### Exercise description
Locate the lines where "JSON" occurs and copy them as they stand.
::: Data to process :::
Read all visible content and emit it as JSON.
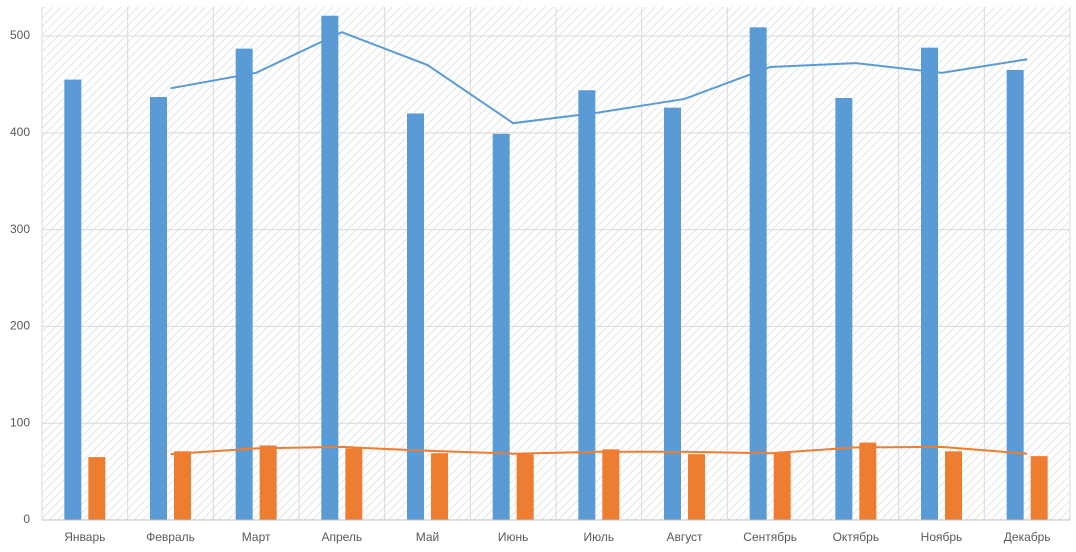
{
  "chart_data": {
    "type": "bar",
    "categories": [
      "Январь",
      "Февраль",
      "Март",
      "Апрель",
      "Май",
      "Июнь",
      "Июль",
      "Август",
      "Сентябрь",
      "Октябрь",
      "Ноябрь",
      "Декабрь"
    ],
    "series": [
      {
        "type": "bar",
        "color": "#5b9bd5",
        "values": [
          455,
          437,
          487,
          521,
          420,
          399,
          444,
          426,
          509,
          436,
          488,
          465
        ]
      },
      {
        "type": "bar",
        "color": "#ed7d31",
        "values": [
          65,
          71,
          77,
          74,
          69,
          68,
          73,
          68,
          70,
          80,
          71,
          66
        ]
      },
      {
        "type": "line",
        "color": "#5b9bd5",
        "values": [
          null,
          446,
          462,
          504,
          470,
          410,
          421,
          435,
          468,
          472,
          462,
          476
        ]
      },
      {
        "type": "line",
        "color": "#ed7d31",
        "values": [
          null,
          68,
          74,
          75.5,
          71.5,
          68.5,
          70.5,
          70.5,
          69,
          75,
          75.5,
          68.5
        ]
      }
    ],
    "ylim": [
      0,
      530
    ],
    "yticks": [
      0,
      100,
      200,
      300,
      400,
      500
    ],
    "grid": true
  }
}
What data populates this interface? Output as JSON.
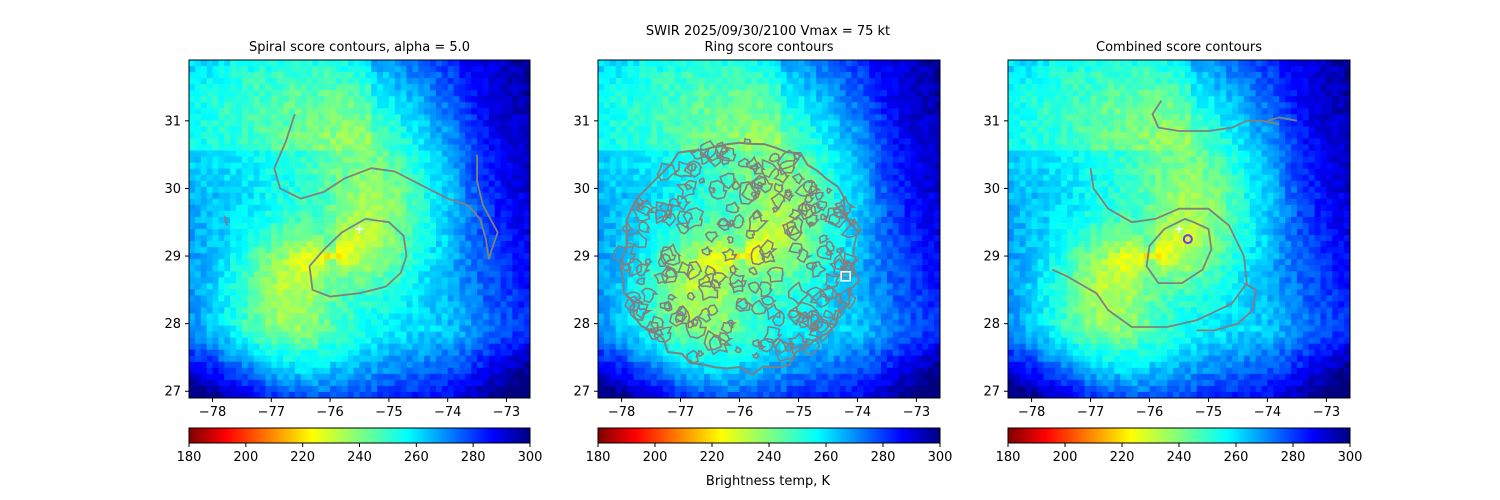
{
  "figure": {
    "suptitle_line1": "SWIR  2025/09/30/2100    Vmax = 75 kt",
    "colorbar_label": "Brightness temp, K"
  },
  "chart_data": [
    {
      "type": "heatmap",
      "title": "Spiral score contours, alpha =  5.0",
      "xlim": [
        -78.4,
        -72.6
      ],
      "ylim": [
        26.9,
        31.9
      ],
      "xticks": [
        "−78",
        "−77",
        "−76",
        "−75",
        "−74",
        "−73"
      ],
      "xtick_values": [
        -78,
        -77,
        -76,
        -75,
        -74,
        -73
      ],
      "yticks": [
        "27",
        "28",
        "29",
        "30",
        "31"
      ],
      "ytick_values": [
        27,
        28,
        29,
        30,
        31
      ],
      "colorbar": {
        "range": [
          180,
          300
        ],
        "ticks": [
          "180",
          "200",
          "220",
          "240",
          "260",
          "280",
          "300"
        ],
        "tick_values": [
          180,
          200,
          220,
          240,
          260,
          280,
          300
        ],
        "colormap": "jet_r"
      },
      "contour_color": "#808080",
      "contours": [
        [
          [
            -76.6,
            31.1
          ],
          [
            -76.75,
            30.7
          ],
          [
            -76.95,
            30.3
          ],
          [
            -76.85,
            30.0
          ],
          [
            -76.5,
            29.85
          ],
          [
            -76.1,
            29.95
          ],
          [
            -75.75,
            30.15
          ],
          [
            -75.3,
            30.3
          ],
          [
            -74.9,
            30.25
          ],
          [
            -74.45,
            30.05
          ],
          [
            -74.0,
            29.85
          ],
          [
            -73.65,
            29.75
          ],
          [
            -73.45,
            29.55
          ],
          [
            -73.35,
            29.25
          ],
          [
            -73.3,
            28.95
          ]
        ],
        [
          [
            -73.3,
            28.95
          ],
          [
            -73.25,
            29.1
          ],
          [
            -73.15,
            29.35
          ],
          [
            -73.4,
            29.75
          ],
          [
            -73.5,
            30.1
          ],
          [
            -73.5,
            30.5
          ]
        ],
        [
          [
            -75.4,
            29.55
          ],
          [
            -75.0,
            29.5
          ],
          [
            -74.75,
            29.3
          ],
          [
            -74.7,
            29.0
          ],
          [
            -74.8,
            28.75
          ],
          [
            -75.05,
            28.55
          ],
          [
            -75.5,
            28.45
          ],
          [
            -76.0,
            28.4
          ],
          [
            -76.3,
            28.5
          ],
          [
            -76.35,
            28.85
          ],
          [
            -76.1,
            29.1
          ],
          [
            -75.8,
            29.35
          ],
          [
            -75.4,
            29.55
          ]
        ],
        [
          [
            -77.8,
            29.6
          ],
          [
            -77.75,
            29.45
          ]
        ]
      ],
      "markers": [
        {
          "symbol": "plus",
          "color": "#ffffff",
          "x": -75.5,
          "y": 29.4
        }
      ]
    },
    {
      "type": "heatmap",
      "title": "Ring score contours",
      "xlim": [
        -78.4,
        -72.6
      ],
      "ylim": [
        26.9,
        31.9
      ],
      "xticks": [
        "−78",
        "−77",
        "−76",
        "−75",
        "−74",
        "−73"
      ],
      "xtick_values": [
        -78,
        -77,
        -76,
        -75,
        -74,
        -73
      ],
      "yticks": [
        "27",
        "28",
        "29",
        "30",
        "31"
      ],
      "ytick_values": [
        27,
        28,
        29,
        30,
        31
      ],
      "colorbar": {
        "range": [
          180,
          300
        ],
        "ticks": [
          "180",
          "200",
          "220",
          "240",
          "260",
          "280",
          "300"
        ],
        "tick_values": [
          180,
          200,
          220,
          240,
          260,
          280,
          300
        ],
        "colormap": "jet_r"
      },
      "contour_color": "#808080",
      "ring_region": {
        "center": [
          -76.0,
          29.0
        ],
        "radius_x": 2.0,
        "radius_y": 1.7
      },
      "markers": [
        {
          "symbol": "square",
          "color": "#ffffff",
          "x": -74.2,
          "y": 28.7
        }
      ]
    },
    {
      "type": "heatmap",
      "title": "Combined score contours",
      "xlim": [
        -78.4,
        -72.6
      ],
      "ylim": [
        26.9,
        31.9
      ],
      "xticks": [
        "−78",
        "−77",
        "−76",
        "−75",
        "−74",
        "−73"
      ],
      "xtick_values": [
        -78,
        -77,
        -76,
        -75,
        -74,
        -73
      ],
      "yticks": [
        "27",
        "28",
        "29",
        "30",
        "31"
      ],
      "ytick_values": [
        27,
        28,
        29,
        30,
        31
      ],
      "colorbar": {
        "range": [
          180,
          300
        ],
        "ticks": [
          "180",
          "200",
          "220",
          "240",
          "260",
          "280",
          "300"
        ],
        "tick_values": [
          180,
          200,
          220,
          240,
          260,
          280,
          300
        ],
        "colormap": "jet_r"
      },
      "contour_color": "#808080",
      "contours": [
        [
          [
            -77.0,
            30.3
          ],
          [
            -76.95,
            30.0
          ],
          [
            -76.7,
            29.7
          ],
          [
            -76.3,
            29.5
          ],
          [
            -75.9,
            29.55
          ],
          [
            -75.5,
            29.7
          ],
          [
            -75.0,
            29.7
          ],
          [
            -74.65,
            29.45
          ],
          [
            -74.4,
            29.0
          ],
          [
            -74.35,
            28.6
          ],
          [
            -74.6,
            28.3
          ],
          [
            -75.2,
            28.05
          ],
          [
            -75.7,
            27.95
          ],
          [
            -76.3,
            27.95
          ],
          [
            -76.7,
            28.2
          ],
          [
            -76.9,
            28.45
          ],
          [
            -77.1,
            28.55
          ],
          [
            -77.4,
            28.7
          ],
          [
            -77.65,
            28.8
          ]
        ],
        [
          [
            -75.25,
            29.5
          ],
          [
            -75.0,
            29.4
          ],
          [
            -74.95,
            29.1
          ],
          [
            -75.1,
            28.8
          ],
          [
            -75.45,
            28.6
          ],
          [
            -75.85,
            28.6
          ],
          [
            -76.05,
            28.85
          ],
          [
            -76.0,
            29.15
          ],
          [
            -75.75,
            29.4
          ],
          [
            -75.4,
            29.55
          ],
          [
            -75.25,
            29.5
          ]
        ],
        [
          [
            -74.4,
            28.6
          ],
          [
            -74.2,
            28.5
          ],
          [
            -74.25,
            28.2
          ],
          [
            -74.5,
            28.0
          ],
          [
            -74.9,
            27.9
          ],
          [
            -75.2,
            27.9
          ]
        ],
        [
          [
            -75.8,
            31.3
          ],
          [
            -75.95,
            31.1
          ],
          [
            -75.85,
            30.9
          ],
          [
            -75.5,
            30.85
          ],
          [
            -75.0,
            30.85
          ],
          [
            -74.6,
            30.9
          ],
          [
            -74.35,
            31.0
          ],
          [
            -74.1,
            31.0
          ],
          [
            -73.8,
            30.95
          ]
        ],
        [
          [
            -74.0,
            31.0
          ],
          [
            -73.8,
            31.05
          ],
          [
            -73.5,
            31.0
          ]
        ]
      ],
      "markers": [
        {
          "symbol": "plus",
          "color": "#ffffff",
          "x": -75.5,
          "y": 29.4
        },
        {
          "symbol": "circle",
          "color": "#8a2be2",
          "x": -75.35,
          "y": 29.25
        }
      ]
    }
  ]
}
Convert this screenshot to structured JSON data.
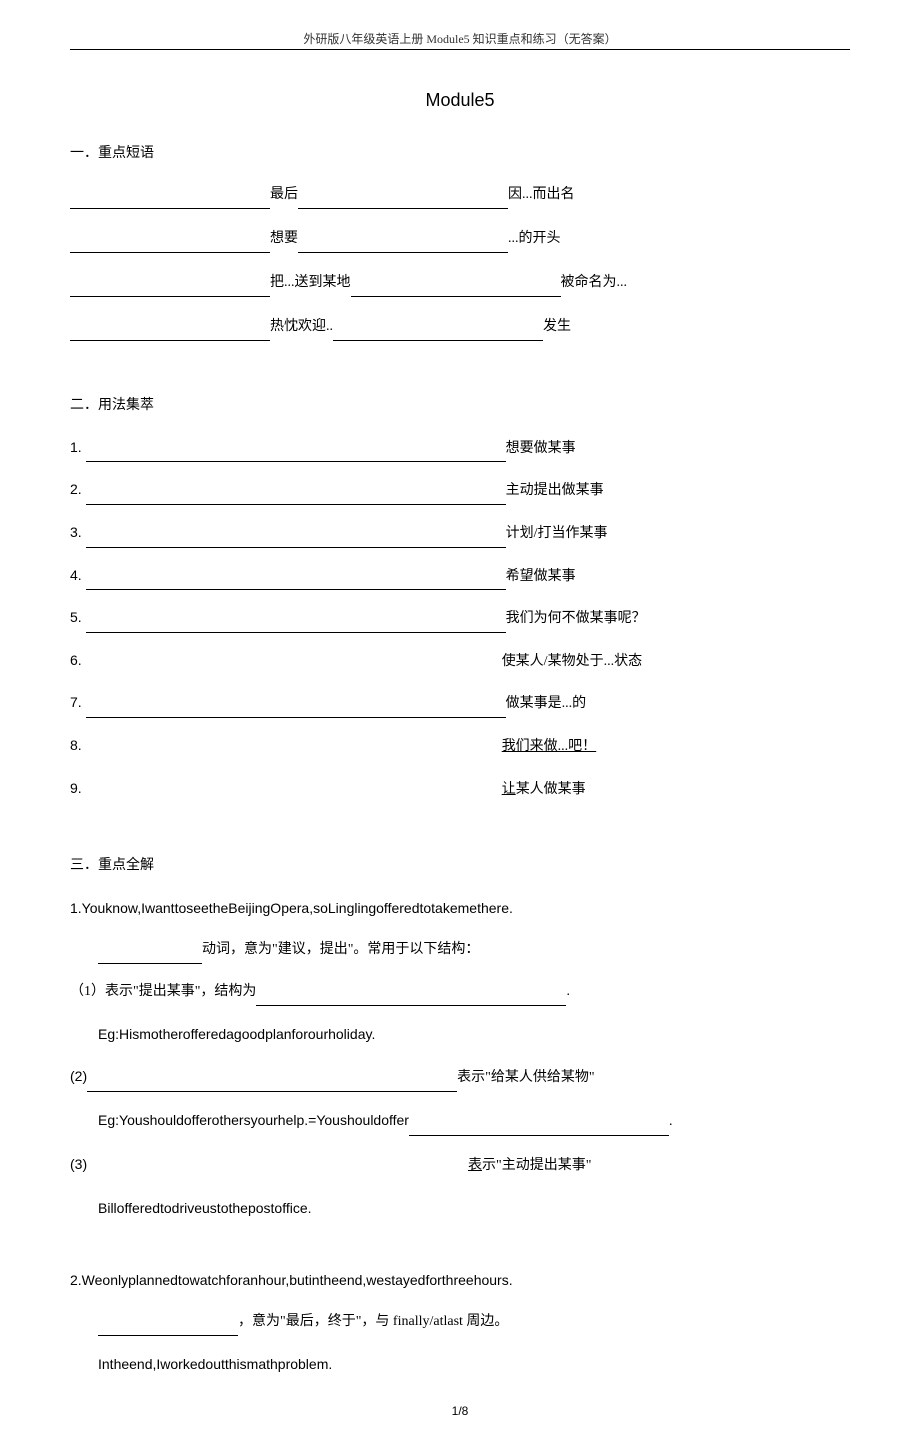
{
  "header": {
    "text": "外研版八年级英语上册 Module5 知识重点和练习（无答案）"
  },
  "title": "Module5",
  "section1": {
    "heading": "一．重点短语",
    "rows": [
      {
        "label1": "最后",
        "label2": "因...而出名"
      },
      {
        "label1": "想要",
        "label2": "...的开头"
      },
      {
        "label1": "把...送到某地",
        "label2": "被命名为..."
      },
      {
        "label1": "热忱欢迎..",
        "label2": "发生"
      }
    ]
  },
  "section2": {
    "heading": "二．用法集萃",
    "items": [
      {
        "num": "1.",
        "hasLine": true,
        "label": "想要做某事"
      },
      {
        "num": "2.",
        "hasLine": true,
        "label": "主动提出做某事"
      },
      {
        "num": "3.",
        "hasLine": true,
        "label": "计划/打当作某事"
      },
      {
        "num": "4.",
        "hasLine": true,
        "label": "希望做某事"
      },
      {
        "num": "5.",
        "hasLine": true,
        "label": "我们为何不做某事呢？"
      },
      {
        "num": "6.",
        "hasLine": false,
        "label": "使某人/某物处于...状态"
      },
      {
        "num": "7.",
        "hasLine": true,
        "label": "做某事是...的"
      },
      {
        "num": "8.",
        "hasLine": false,
        "label": "我们来做...吧！",
        "underline": true
      },
      {
        "num": "9.",
        "hasLine": false,
        "label": "让某人做某事",
        "underlinePrefix": "让",
        "rest": "某人做某事"
      }
    ]
  },
  "section3": {
    "heading": "三．重点全解",
    "p1": "1.Youknow,IwanttoseetheBeijingOpera,soLinglingofferedtotakemethere.",
    "p1_sub": "动词，意为\"建议，提出\"。常用于以下结构：",
    "p1_1_prefix": "（1）表示\"提出某事\"，结构为",
    "p1_1_suffix": ".",
    "p1_eg1": "Eg:Hismotherofferedagoodplanforourholiday.",
    "p1_2_prefix": "(2)",
    "p1_2_suffix": "表示\"给某人供给某物\"",
    "p1_eg2_prefix": "Eg:Youshouldofferothersyourhelp.=Youshouldoffer",
    "p1_eg2_suffix": ".",
    "p1_3_prefix": "(3)",
    "p1_3_label_underline": "表",
    "p1_3_label_rest": "示\"主动提出某事\"",
    "p1_eg3": "Billofferedtodriveustothepostoffice.",
    "p2": "2.Weonlyplannedtowatchforanhour,butintheend,westayedforthreehours.",
    "p2_sub_mid": "，意为\"最后，终于\"，与 finally/atlast 周边。",
    "p2_eg": "Intheend,Iworkedoutthismathproblem."
  },
  "footer": {
    "page": "1/8"
  }
}
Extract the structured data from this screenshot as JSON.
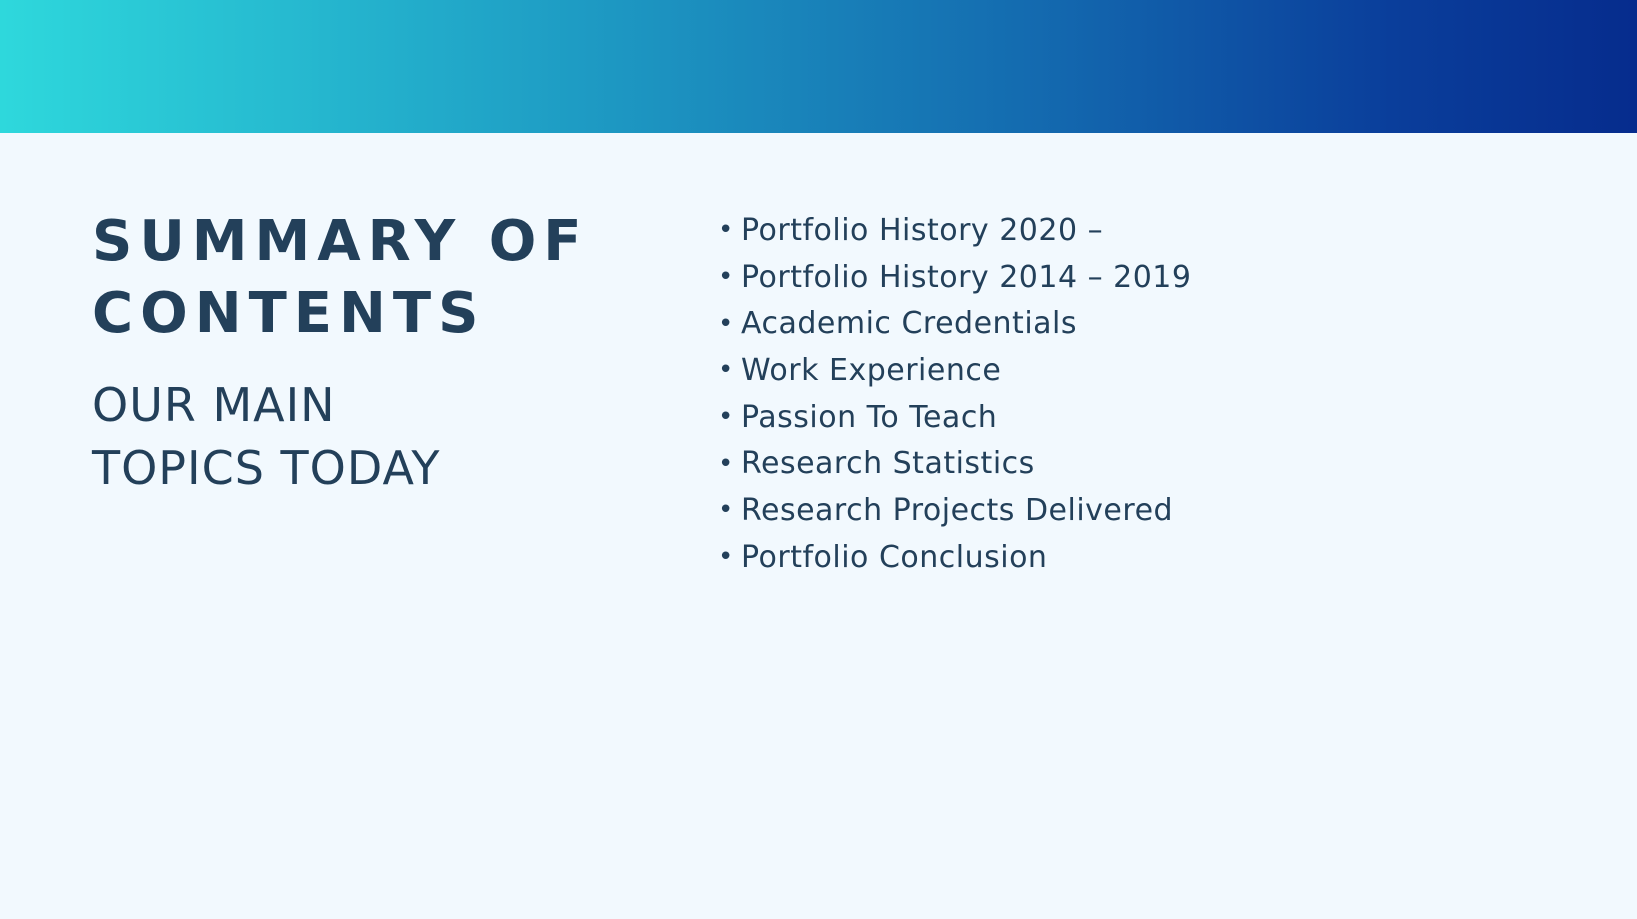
:::
### Answer to the problem
Read all visible content and emit it as JSON.
What data populates this interface? Output as JSON.
Convert this screenshot to structured JSON data.
Extract the structured data from this screenshot as JSON.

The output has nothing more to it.